:: Problem statement ::
Repeat the lines beginning at the one with "Parse this screenshot: output" and running to the end of the material, keeping the first and last of them, exactly as they appear.

start Data provided

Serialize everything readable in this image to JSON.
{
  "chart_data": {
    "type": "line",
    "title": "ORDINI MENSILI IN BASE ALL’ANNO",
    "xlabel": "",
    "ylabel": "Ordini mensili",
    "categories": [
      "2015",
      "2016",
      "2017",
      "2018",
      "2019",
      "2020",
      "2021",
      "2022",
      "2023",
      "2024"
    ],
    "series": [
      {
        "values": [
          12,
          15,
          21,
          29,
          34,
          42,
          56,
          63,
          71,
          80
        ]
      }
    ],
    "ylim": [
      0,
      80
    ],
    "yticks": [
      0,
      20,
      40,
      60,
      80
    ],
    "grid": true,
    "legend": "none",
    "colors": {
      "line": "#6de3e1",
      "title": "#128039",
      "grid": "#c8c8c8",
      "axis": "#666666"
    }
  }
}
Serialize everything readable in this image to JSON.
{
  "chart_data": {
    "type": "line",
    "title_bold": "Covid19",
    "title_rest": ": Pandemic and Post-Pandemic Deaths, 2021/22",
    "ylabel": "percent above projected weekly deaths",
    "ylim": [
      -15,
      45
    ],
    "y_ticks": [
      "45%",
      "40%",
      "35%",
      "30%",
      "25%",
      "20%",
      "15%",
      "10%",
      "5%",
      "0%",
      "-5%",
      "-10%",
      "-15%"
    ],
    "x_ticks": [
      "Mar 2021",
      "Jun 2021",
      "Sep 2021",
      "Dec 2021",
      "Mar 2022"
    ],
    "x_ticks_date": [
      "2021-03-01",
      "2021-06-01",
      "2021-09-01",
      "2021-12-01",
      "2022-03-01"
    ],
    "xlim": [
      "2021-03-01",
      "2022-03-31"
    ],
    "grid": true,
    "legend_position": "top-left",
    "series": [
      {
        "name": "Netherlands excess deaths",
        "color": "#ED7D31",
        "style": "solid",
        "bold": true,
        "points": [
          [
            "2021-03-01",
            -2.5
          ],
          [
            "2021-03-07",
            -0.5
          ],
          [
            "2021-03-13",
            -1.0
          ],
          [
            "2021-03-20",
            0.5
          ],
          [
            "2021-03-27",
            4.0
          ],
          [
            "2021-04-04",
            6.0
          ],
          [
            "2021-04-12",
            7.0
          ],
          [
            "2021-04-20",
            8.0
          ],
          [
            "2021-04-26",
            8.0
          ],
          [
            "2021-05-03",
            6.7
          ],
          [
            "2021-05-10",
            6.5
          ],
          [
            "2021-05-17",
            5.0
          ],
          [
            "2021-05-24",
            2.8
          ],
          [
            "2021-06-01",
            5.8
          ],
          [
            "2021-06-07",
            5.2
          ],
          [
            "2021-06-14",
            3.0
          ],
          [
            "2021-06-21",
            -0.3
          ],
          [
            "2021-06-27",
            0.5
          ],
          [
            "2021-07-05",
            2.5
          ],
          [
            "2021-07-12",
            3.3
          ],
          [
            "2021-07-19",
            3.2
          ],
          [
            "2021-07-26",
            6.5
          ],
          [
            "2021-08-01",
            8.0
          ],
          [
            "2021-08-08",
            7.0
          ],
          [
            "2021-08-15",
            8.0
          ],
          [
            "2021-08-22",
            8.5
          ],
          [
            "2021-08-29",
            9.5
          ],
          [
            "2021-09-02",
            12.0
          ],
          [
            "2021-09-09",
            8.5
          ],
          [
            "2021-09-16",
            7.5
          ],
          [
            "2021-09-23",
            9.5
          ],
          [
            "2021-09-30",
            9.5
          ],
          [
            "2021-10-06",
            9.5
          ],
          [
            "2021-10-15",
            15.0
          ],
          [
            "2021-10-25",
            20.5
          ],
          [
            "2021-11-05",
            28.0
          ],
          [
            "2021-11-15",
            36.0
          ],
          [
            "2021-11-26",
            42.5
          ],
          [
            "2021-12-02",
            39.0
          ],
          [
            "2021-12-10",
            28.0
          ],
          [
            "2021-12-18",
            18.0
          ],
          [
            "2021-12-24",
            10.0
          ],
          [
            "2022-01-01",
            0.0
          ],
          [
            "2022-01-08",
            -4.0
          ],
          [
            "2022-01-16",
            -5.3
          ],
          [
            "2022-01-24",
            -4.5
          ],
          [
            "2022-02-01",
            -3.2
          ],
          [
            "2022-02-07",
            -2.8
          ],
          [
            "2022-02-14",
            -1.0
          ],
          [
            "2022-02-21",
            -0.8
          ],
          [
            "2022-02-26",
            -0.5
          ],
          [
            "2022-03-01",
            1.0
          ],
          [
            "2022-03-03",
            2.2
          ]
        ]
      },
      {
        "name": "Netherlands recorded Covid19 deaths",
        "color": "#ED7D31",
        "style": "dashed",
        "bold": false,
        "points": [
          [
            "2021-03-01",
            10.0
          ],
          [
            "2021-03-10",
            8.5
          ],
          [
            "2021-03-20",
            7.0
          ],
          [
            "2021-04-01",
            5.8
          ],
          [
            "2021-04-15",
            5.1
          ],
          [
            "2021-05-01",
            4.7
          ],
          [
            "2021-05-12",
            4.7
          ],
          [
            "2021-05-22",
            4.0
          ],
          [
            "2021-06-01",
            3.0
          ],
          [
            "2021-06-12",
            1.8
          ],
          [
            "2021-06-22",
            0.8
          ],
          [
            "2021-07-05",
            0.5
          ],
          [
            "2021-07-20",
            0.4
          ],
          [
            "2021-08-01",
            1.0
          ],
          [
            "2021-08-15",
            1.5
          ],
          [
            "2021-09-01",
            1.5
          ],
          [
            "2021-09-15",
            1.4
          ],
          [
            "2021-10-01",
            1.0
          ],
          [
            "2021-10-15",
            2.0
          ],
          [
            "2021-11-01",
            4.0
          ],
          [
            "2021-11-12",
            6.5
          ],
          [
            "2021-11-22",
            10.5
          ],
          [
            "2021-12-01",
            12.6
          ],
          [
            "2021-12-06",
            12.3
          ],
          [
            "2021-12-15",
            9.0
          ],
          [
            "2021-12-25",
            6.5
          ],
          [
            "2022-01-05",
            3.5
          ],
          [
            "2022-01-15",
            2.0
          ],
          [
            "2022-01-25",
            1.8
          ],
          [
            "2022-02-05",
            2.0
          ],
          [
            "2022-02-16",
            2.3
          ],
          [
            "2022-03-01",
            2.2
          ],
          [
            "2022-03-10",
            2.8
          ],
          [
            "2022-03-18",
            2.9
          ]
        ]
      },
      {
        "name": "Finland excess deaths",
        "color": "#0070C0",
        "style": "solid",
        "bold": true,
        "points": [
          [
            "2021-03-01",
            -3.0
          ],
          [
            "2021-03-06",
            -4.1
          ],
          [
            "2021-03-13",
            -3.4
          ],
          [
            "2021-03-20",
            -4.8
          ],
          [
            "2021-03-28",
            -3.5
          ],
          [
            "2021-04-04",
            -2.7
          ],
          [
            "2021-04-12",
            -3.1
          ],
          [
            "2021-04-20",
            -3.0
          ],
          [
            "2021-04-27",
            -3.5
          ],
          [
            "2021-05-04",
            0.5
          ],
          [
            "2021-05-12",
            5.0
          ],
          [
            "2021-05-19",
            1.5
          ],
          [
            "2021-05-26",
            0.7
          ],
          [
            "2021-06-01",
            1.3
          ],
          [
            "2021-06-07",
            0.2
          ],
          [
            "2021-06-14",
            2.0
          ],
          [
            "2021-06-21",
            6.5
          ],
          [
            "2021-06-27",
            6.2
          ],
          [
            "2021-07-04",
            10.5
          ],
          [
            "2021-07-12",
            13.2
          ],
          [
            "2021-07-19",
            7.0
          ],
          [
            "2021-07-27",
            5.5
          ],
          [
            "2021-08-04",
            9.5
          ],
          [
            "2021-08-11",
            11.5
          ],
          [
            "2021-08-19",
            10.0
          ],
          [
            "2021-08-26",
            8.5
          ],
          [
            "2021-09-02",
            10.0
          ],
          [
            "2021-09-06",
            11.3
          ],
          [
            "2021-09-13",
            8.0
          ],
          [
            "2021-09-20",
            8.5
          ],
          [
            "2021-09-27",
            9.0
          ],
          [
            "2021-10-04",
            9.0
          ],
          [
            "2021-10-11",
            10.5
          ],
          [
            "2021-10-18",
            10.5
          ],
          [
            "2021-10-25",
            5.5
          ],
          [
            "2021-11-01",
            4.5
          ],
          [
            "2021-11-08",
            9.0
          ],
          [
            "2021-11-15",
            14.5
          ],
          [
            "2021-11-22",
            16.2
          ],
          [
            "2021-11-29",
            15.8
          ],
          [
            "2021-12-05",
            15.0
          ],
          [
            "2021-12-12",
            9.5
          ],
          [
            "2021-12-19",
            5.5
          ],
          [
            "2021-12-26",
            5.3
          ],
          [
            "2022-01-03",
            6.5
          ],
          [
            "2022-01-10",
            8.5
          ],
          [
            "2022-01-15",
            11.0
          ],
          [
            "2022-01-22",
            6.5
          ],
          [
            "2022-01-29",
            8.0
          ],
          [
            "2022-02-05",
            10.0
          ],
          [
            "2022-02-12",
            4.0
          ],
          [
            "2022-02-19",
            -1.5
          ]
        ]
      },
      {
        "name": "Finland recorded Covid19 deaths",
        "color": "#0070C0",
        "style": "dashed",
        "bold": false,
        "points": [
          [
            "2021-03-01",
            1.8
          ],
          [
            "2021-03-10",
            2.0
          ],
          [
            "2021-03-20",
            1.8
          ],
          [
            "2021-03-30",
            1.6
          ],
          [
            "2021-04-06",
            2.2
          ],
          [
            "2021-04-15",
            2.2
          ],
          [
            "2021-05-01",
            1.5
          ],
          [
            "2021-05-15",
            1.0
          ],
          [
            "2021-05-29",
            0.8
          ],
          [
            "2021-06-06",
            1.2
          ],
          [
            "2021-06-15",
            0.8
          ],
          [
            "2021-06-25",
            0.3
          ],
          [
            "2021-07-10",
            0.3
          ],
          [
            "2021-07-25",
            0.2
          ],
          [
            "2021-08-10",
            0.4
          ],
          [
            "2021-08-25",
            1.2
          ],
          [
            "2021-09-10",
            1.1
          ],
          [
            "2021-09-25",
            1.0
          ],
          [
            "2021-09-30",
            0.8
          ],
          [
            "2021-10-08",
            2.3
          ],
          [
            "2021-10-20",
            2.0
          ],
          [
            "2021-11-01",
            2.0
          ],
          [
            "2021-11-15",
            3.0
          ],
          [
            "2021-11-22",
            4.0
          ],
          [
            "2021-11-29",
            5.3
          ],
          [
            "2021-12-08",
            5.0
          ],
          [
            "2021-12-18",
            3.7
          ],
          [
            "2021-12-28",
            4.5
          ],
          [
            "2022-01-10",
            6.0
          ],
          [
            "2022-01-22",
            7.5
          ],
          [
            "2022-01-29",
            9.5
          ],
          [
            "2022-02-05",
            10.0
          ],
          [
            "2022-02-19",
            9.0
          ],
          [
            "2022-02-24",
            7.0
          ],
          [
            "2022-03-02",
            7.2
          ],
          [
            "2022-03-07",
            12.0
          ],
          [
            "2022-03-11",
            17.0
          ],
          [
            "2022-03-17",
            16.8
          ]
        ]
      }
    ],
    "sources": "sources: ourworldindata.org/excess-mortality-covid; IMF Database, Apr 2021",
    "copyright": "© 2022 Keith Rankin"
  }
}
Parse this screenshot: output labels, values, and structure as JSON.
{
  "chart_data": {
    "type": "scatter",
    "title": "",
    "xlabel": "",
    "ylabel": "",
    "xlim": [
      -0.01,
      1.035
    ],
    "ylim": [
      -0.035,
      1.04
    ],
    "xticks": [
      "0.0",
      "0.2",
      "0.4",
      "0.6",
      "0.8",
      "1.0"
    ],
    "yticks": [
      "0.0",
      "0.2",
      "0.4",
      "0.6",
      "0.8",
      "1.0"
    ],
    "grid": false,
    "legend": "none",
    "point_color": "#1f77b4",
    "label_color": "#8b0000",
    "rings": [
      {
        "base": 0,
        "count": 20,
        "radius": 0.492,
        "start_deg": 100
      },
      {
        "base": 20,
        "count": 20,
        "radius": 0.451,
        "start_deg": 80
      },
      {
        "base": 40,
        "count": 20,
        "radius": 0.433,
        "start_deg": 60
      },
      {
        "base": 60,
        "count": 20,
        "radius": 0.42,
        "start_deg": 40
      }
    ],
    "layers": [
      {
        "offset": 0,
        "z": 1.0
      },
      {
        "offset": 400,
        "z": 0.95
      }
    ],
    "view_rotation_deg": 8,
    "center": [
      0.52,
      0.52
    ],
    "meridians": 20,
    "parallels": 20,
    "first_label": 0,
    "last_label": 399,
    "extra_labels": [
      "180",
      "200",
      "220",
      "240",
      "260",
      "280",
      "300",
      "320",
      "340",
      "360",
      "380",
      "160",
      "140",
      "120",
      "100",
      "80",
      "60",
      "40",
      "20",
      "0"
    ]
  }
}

end Data provided

:: Answer to the problem ::
Parse this screenshot: output labels, values, and structure as JSON.
{
  "chart_data": {
    "type": "scatter",
    "title": "",
    "xlabel": "",
    "ylabel": "",
    "xlim": [
      -0.01,
      1.035
    ],
    "ylim": [
      -0.035,
      1.04
    ],
    "xticks": [
      "0.0",
      "0.2",
      "0.4",
      "0.6",
      "0.8",
      "1.0"
    ],
    "yticks": [
      "0.0",
      "0.2",
      "0.4",
      "0.6",
      "0.8",
      "1.0"
    ],
    "grid": false,
    "legend": "none",
    "point_color": "#1f77b4",
    "label_color": "#8b0000",
    "rings": [
      {
        "base": 0,
        "count": 20,
        "radius": 0.492,
        "start_deg": 100
      },
      {
        "base": 20,
        "count": 20,
        "radius": 0.451,
        "start_deg": 80
      },
      {
        "base": 40,
        "count": 20,
        "radius": 0.433,
        "start_deg": 60
      },
      {
        "base": 60,
        "count": 20,
        "radius": 0.42,
        "start_deg": 40
      }
    ],
    "layers": [
      {
        "offset": 0,
        "z": 1.0
      },
      {
        "offset": 400,
        "z": 0.95
      }
    ],
    "view_rotation_deg": 8,
    "center": [
      0.52,
      0.52
    ],
    "meridians": 20,
    "parallels": 20,
    "first_label": 0,
    "last_label": 399,
    "extra_labels": [
      "180",
      "200",
      "220",
      "240",
      "260",
      "280",
      "300",
      "320",
      "340",
      "360",
      "380",
      "160",
      "140",
      "120",
      "100",
      "80",
      "60",
      "40",
      "20",
      "0"
    ]
  }
}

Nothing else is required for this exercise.